[DATA SUPPLIED start]

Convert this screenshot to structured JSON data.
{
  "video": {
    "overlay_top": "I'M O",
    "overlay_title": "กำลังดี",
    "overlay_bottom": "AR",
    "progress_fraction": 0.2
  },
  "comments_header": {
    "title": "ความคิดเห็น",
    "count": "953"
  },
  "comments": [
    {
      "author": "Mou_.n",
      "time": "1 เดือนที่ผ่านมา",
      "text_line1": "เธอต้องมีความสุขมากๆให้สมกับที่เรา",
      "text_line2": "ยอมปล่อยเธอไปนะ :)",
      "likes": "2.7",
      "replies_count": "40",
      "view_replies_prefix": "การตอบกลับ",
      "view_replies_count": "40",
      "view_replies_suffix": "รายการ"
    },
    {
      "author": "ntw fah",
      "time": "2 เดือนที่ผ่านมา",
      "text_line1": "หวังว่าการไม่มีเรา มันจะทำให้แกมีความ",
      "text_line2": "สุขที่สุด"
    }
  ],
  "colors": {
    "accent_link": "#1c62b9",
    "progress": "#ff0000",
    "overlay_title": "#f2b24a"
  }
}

[DATA SUPPLIED end]
[DATA SUPPLIED start]

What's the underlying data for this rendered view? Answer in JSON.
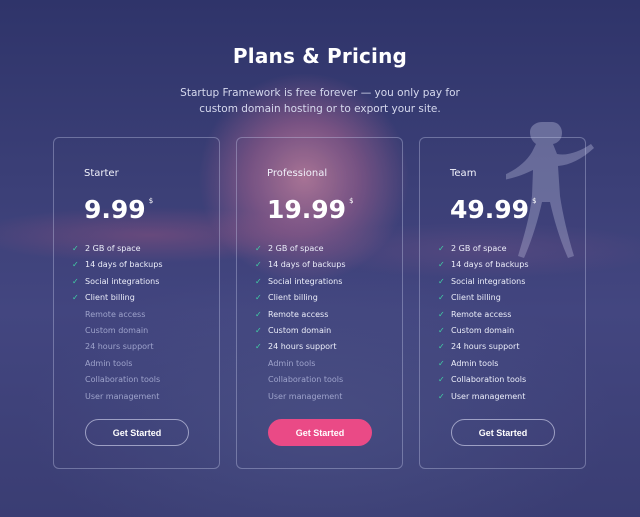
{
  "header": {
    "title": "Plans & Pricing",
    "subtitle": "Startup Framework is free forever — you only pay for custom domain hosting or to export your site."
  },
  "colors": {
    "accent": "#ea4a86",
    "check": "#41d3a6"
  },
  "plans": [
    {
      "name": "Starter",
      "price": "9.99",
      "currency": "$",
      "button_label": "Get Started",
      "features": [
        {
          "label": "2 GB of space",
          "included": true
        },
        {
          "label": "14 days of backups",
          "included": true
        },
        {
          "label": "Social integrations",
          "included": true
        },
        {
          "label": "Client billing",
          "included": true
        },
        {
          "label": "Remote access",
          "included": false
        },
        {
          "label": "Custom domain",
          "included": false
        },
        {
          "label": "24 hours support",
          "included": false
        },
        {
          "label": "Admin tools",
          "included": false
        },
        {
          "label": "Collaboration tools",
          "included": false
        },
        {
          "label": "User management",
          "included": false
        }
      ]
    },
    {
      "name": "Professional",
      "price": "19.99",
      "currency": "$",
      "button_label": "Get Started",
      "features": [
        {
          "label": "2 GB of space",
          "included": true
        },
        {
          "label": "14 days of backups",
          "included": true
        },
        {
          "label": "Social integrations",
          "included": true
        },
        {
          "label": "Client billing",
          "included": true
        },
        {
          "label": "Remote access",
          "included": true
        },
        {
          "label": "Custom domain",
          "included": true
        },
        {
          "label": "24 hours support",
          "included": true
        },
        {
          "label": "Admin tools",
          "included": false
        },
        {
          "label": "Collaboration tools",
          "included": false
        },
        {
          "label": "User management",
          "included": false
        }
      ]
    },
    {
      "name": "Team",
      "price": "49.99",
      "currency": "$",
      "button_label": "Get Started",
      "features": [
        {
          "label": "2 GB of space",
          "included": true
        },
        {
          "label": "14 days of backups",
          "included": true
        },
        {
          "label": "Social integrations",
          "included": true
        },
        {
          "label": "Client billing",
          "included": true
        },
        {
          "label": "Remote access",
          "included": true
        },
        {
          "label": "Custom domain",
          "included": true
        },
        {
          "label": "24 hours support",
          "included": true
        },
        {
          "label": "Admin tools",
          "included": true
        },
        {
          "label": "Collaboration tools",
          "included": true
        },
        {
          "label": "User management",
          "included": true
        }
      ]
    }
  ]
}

[DATA SUPPLIED end]
[DATA SUPPLIED start]

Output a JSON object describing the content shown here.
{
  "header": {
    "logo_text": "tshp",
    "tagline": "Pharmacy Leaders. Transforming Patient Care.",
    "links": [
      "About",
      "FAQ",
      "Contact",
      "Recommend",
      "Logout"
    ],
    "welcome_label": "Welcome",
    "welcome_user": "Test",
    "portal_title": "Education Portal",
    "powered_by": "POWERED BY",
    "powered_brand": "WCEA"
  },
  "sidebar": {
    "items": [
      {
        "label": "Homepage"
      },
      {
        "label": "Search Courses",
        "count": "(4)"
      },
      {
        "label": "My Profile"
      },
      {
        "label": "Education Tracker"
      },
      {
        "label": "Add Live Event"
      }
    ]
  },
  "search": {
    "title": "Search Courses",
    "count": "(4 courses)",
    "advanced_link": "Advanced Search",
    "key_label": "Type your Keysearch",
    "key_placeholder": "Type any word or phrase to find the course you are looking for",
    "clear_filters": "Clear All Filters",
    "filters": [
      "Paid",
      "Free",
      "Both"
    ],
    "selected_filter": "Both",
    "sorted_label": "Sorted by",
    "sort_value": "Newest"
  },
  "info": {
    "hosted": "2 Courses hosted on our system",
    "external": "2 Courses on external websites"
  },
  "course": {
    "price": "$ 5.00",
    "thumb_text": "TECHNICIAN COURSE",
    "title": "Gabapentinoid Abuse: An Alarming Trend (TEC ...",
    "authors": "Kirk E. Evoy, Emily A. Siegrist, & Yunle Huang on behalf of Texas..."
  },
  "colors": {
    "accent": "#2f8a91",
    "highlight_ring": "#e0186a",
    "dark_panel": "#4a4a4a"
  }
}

[DATA SUPPLIED end]

▶ WORK REQUIRED: Lines of the material that contain the word "name" are to be gathered.

▶ EXPECTED ANSWER:
      "name": "Starter",
      "name": "Professional",
      "name": "Team",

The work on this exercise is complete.